[Start Supplied records]

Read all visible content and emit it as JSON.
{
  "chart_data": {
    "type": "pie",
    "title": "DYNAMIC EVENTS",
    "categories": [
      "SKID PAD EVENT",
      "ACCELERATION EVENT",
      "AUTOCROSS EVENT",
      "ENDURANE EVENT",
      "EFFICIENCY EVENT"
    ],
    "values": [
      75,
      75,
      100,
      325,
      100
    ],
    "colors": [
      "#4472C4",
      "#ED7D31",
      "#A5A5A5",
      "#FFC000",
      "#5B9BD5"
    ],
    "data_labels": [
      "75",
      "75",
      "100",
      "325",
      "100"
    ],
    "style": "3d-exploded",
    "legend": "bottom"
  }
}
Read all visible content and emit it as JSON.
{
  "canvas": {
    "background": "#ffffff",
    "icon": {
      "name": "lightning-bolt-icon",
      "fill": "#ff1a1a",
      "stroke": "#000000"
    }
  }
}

[End Supplied records]

**The task**:
Please quote every record above exactly as it appears.

**Result for this exercise**:
Read all visible content and emit it as JSON.
{
  "chart_data": {
    "type": "pie",
    "title": "DYNAMIC EVENTS",
    "categories": [
      "SKID PAD EVENT",
      "ACCELERATION EVENT",
      "AUTOCROSS EVENT",
      "ENDURANE EVENT",
      "EFFICIENCY EVENT"
    ],
    "values": [
      75,
      75,
      100,
      325,
      100
    ],
    "colors": [
      "#4472C4",
      "#ED7D31",
      "#A5A5A5",
      "#FFC000",
      "#5B9BD5"
    ],
    "data_labels": [
      "75",
      "75",
      "100",
      "325",
      "100"
    ],
    "style": "3d-exploded",
    "legend": "bottom"
  }
}
Read all visible content and emit it as JSON.
{
  "canvas": {
    "background": "#ffffff",
    "icon": {
      "name": "lightning-bolt-icon",
      "fill": "#ff1a1a",
      "stroke": "#000000"
    }
  }
}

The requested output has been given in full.